---------- RAW DATA

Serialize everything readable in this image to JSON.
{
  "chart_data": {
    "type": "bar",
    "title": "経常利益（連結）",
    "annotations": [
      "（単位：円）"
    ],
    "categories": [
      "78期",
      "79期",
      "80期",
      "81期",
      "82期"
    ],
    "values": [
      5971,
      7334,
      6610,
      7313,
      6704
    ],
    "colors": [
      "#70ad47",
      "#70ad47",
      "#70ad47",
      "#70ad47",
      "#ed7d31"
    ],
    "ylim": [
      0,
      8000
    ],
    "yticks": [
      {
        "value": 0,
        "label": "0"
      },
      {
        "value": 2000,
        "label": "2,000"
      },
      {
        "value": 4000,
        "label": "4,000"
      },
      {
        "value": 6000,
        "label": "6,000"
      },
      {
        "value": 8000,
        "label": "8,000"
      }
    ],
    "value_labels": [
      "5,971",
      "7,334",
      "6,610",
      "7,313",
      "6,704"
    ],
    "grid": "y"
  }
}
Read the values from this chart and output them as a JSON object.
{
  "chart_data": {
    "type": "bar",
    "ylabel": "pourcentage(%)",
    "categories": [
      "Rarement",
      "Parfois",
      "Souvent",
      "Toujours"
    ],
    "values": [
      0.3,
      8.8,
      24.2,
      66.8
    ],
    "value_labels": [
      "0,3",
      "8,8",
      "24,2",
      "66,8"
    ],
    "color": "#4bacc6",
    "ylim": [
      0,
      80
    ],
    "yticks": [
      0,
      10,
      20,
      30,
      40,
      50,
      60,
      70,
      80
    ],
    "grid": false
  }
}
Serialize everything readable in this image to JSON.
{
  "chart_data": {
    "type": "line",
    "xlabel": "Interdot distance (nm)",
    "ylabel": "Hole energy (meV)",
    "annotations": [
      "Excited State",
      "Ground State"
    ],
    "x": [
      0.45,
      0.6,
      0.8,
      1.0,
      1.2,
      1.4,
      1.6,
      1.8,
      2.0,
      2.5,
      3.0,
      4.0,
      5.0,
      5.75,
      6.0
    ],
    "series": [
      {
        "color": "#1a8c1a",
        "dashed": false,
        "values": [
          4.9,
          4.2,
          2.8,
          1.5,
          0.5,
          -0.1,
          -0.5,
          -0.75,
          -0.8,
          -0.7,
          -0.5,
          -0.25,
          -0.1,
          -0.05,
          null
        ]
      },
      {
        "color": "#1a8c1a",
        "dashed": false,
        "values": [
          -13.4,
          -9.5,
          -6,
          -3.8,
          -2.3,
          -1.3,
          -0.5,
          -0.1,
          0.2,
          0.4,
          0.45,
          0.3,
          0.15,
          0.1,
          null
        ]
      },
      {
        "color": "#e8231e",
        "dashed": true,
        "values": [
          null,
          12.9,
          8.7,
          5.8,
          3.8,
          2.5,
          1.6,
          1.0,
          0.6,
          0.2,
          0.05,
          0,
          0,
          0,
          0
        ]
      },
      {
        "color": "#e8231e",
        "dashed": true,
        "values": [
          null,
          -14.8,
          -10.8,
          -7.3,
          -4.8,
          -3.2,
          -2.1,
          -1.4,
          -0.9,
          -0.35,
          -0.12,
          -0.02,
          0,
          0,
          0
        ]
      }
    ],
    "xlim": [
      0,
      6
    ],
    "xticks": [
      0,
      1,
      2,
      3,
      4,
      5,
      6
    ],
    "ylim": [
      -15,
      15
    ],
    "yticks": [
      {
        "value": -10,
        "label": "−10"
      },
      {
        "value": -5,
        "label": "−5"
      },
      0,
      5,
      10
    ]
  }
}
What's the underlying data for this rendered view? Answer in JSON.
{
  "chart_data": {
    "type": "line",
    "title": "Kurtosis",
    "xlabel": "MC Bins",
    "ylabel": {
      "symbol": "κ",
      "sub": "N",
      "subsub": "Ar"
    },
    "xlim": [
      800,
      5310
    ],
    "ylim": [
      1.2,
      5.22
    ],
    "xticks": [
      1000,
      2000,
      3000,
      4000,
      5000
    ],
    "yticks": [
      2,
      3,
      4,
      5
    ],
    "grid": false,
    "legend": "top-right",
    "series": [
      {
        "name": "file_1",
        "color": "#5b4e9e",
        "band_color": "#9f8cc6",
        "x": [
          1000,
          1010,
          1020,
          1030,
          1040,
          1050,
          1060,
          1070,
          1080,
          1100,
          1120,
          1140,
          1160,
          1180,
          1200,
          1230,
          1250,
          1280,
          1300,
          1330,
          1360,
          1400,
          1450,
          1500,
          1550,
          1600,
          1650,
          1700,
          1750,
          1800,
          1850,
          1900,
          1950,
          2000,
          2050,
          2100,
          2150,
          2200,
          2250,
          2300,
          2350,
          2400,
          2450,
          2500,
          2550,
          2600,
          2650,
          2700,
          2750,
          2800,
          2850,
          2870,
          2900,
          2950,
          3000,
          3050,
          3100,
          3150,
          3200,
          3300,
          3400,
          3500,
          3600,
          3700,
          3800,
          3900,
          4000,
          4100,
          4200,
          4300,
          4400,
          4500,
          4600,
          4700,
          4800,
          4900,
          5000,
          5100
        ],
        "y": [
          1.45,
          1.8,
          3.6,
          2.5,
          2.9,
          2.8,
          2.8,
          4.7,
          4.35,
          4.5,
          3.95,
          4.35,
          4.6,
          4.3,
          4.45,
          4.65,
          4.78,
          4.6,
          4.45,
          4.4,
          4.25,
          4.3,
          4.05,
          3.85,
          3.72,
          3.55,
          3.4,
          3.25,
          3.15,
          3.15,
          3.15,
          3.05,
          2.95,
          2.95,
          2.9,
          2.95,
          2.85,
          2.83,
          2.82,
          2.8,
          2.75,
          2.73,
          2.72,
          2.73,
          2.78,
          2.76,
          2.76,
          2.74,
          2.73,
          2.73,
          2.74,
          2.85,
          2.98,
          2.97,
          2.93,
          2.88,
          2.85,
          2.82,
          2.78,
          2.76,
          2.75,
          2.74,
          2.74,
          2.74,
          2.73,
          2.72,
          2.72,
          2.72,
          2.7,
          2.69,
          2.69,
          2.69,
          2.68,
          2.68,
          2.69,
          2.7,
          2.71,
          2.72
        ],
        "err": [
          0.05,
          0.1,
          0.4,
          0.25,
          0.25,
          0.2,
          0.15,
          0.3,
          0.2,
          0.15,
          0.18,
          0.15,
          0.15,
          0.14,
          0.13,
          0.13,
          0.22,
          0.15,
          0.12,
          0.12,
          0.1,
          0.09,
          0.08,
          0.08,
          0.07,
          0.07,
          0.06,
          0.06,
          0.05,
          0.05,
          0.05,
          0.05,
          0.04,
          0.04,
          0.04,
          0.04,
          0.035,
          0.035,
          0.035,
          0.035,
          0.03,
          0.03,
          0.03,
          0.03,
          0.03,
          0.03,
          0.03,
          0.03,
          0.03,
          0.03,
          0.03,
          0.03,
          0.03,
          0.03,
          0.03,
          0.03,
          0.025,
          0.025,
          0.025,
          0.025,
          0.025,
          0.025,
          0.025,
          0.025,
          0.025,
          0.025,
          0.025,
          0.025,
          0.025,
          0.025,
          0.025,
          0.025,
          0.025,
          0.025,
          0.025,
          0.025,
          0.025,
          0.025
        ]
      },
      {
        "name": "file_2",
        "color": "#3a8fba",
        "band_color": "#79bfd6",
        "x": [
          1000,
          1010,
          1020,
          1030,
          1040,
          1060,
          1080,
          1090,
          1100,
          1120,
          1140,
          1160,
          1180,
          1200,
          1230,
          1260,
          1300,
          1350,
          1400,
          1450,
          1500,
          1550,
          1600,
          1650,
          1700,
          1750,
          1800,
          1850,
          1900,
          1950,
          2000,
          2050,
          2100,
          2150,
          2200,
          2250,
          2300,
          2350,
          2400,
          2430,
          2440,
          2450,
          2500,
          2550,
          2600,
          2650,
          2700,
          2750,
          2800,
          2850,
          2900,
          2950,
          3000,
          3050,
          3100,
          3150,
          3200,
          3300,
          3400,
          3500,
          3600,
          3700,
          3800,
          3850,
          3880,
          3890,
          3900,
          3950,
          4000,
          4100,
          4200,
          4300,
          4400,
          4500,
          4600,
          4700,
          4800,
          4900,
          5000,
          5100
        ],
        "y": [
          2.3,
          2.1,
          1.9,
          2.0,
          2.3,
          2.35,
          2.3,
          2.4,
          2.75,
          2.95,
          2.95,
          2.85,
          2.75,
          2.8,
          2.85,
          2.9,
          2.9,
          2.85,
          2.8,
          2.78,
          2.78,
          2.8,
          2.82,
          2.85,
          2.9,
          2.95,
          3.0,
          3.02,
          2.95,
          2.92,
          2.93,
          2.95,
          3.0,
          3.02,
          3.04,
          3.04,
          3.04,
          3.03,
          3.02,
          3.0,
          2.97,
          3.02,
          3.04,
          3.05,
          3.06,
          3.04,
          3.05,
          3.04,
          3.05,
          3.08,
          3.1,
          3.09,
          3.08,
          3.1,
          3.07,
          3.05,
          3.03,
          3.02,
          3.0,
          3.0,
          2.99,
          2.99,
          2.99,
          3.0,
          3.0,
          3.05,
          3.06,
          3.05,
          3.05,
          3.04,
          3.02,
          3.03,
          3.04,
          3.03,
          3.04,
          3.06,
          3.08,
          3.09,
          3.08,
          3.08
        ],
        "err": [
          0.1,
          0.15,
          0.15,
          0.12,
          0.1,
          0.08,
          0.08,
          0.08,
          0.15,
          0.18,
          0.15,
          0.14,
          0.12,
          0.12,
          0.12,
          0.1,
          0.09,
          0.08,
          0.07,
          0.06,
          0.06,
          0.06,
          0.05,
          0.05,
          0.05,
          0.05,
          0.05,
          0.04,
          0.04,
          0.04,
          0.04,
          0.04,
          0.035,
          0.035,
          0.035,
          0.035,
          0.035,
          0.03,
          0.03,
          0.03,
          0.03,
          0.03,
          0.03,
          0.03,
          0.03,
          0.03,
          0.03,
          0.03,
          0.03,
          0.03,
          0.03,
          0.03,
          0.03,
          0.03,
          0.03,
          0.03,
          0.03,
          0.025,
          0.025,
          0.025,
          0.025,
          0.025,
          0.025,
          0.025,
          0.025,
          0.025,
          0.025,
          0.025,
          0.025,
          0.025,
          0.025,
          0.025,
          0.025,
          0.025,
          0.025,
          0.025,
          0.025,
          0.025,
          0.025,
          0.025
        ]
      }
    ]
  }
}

--------------------

### YOUR TASK
Single out each line of the records above with the string "ylabel" in it, and copy it.

### THE RESPONSE
    "ylabel": "pourcentage(%)",
    "ylabel": "Hole energy (meV)",
    "ylabel": {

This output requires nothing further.